**ENTRIES SHOWN:**
# # #

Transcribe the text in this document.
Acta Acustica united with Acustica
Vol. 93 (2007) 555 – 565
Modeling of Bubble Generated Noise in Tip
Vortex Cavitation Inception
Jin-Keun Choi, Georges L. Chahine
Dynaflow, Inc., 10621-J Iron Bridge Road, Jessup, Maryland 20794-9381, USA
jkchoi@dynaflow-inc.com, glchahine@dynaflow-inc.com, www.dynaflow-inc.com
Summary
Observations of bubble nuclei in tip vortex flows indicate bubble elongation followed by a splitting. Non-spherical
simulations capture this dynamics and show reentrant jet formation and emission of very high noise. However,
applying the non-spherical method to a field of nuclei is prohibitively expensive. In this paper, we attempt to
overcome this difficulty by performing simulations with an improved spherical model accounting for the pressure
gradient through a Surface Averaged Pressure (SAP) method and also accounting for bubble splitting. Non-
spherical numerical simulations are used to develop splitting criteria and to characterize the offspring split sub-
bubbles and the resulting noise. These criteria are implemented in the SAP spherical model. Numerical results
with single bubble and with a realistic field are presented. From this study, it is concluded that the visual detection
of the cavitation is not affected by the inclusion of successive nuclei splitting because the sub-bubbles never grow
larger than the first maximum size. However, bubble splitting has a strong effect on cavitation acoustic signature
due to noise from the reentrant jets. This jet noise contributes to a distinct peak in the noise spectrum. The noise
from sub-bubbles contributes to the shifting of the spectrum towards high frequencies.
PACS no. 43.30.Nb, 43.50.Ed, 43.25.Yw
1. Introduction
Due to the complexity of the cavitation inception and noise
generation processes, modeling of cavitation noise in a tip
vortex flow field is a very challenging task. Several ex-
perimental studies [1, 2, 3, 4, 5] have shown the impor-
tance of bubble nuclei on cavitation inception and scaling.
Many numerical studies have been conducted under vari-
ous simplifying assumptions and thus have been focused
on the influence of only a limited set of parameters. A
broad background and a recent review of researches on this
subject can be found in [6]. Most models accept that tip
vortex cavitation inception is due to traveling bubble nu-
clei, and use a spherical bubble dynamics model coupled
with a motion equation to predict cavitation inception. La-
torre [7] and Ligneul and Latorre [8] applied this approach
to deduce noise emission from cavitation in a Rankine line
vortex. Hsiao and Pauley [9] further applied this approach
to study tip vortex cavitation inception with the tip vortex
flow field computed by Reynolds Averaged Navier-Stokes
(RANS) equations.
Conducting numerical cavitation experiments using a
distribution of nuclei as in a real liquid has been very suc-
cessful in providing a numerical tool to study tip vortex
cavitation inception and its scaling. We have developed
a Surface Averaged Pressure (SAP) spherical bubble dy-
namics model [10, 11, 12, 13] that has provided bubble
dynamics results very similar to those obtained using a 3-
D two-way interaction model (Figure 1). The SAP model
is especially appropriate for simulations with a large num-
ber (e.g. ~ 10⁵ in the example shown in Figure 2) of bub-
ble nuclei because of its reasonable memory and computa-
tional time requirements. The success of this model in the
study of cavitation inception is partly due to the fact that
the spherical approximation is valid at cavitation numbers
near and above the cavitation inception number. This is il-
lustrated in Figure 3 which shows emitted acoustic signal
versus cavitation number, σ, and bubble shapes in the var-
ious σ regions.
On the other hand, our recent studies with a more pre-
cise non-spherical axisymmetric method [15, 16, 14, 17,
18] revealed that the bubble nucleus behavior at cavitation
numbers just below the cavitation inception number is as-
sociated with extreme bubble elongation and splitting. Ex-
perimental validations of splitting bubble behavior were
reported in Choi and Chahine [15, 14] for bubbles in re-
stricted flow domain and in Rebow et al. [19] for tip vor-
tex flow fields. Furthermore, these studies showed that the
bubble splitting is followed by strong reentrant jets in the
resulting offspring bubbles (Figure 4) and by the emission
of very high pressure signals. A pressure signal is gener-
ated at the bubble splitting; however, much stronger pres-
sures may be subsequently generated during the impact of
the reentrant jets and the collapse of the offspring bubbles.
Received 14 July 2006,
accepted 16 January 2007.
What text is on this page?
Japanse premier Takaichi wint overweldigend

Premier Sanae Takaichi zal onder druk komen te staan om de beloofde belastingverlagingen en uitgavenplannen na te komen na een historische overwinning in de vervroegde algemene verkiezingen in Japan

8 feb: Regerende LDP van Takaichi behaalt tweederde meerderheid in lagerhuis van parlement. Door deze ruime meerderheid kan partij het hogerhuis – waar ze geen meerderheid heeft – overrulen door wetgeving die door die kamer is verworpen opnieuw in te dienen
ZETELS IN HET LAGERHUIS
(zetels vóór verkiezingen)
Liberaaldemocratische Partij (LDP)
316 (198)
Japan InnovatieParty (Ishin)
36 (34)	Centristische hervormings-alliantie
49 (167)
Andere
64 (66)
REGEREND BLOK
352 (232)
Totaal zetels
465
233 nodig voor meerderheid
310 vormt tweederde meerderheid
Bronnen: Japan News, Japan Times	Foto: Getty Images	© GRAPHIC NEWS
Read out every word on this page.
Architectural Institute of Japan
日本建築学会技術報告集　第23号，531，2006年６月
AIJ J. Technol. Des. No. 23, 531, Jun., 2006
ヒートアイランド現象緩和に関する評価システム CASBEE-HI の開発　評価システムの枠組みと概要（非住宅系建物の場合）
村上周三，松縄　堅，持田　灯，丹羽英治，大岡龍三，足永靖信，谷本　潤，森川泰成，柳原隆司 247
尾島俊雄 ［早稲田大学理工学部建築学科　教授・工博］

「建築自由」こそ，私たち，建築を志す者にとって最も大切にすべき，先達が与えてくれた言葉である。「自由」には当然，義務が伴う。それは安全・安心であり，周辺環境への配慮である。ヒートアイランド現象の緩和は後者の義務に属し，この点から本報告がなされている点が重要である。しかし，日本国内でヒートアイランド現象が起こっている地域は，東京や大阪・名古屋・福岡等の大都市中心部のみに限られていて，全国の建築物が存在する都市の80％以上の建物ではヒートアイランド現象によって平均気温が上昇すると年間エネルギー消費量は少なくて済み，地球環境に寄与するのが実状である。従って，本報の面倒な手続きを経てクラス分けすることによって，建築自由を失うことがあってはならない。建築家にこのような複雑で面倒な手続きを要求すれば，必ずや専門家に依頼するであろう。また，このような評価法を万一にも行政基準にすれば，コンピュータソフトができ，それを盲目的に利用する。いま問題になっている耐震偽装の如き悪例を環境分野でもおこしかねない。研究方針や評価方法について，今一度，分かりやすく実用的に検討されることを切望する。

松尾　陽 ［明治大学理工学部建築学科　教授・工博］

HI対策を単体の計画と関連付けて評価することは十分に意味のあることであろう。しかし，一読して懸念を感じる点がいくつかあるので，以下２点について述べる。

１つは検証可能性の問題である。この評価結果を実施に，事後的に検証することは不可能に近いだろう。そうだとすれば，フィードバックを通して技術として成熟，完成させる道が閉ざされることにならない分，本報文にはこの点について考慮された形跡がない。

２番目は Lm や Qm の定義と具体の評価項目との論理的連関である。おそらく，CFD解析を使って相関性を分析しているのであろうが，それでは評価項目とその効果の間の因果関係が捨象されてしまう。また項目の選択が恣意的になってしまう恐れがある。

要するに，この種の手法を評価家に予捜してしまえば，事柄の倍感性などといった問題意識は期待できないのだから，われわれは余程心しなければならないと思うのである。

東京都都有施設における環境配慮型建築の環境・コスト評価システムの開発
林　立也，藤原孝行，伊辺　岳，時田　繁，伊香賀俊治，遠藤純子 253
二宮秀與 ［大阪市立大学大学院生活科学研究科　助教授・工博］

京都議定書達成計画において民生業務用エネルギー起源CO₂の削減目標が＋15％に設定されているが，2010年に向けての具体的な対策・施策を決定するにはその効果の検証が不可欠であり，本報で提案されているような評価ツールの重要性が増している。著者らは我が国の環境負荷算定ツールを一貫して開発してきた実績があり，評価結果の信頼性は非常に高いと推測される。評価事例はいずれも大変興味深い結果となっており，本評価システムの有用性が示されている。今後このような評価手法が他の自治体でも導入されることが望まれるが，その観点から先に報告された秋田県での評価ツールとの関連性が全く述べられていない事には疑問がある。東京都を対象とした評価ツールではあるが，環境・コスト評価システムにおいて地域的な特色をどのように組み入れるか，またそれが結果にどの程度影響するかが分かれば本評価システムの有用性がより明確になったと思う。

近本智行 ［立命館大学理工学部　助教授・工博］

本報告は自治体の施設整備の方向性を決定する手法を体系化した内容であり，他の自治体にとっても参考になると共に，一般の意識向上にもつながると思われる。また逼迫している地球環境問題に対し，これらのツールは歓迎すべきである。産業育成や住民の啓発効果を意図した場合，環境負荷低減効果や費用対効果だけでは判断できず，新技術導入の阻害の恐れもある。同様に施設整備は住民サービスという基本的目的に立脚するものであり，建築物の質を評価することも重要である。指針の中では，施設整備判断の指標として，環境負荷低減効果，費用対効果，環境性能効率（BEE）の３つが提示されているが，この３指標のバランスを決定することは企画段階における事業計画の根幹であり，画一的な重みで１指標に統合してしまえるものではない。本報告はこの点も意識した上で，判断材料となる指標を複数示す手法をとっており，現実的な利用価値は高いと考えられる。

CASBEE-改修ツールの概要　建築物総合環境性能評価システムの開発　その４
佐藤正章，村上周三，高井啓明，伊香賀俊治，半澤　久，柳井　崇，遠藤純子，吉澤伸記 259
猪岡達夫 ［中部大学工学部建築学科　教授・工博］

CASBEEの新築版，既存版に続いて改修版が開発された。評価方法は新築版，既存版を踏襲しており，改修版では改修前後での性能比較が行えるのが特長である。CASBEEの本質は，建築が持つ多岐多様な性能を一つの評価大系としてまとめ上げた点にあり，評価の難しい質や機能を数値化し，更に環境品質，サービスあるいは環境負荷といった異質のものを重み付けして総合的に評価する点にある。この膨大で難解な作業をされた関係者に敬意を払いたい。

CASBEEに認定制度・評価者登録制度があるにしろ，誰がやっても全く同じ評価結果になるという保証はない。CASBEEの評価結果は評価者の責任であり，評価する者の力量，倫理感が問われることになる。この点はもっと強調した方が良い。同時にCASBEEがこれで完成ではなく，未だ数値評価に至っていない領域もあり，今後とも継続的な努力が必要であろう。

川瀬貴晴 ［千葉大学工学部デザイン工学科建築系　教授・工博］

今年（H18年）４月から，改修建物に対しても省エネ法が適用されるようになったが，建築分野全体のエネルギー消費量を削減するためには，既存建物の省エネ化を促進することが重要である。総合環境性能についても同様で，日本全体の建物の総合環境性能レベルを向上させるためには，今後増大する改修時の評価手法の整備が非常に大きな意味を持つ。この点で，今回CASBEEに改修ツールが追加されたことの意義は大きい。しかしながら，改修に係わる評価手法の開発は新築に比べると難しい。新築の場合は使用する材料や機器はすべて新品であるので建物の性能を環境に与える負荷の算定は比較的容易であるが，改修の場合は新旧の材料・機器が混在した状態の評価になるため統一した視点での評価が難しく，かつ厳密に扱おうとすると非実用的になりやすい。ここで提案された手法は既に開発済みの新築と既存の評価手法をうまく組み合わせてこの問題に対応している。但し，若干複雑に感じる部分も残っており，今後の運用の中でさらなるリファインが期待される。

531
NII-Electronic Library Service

# # #

**AIM OF THE TASK:**
Filter the entries and copy out every line with the word "spectrum".

**SOLUTION FOR THIS PROBLEM:**
due to noise from the reentrant jets. This jet noise contributes to a distinct peak in the noise spectrum. The noise
from sub-bubbles contributes to the shifting of the spectrum towards high frequencies.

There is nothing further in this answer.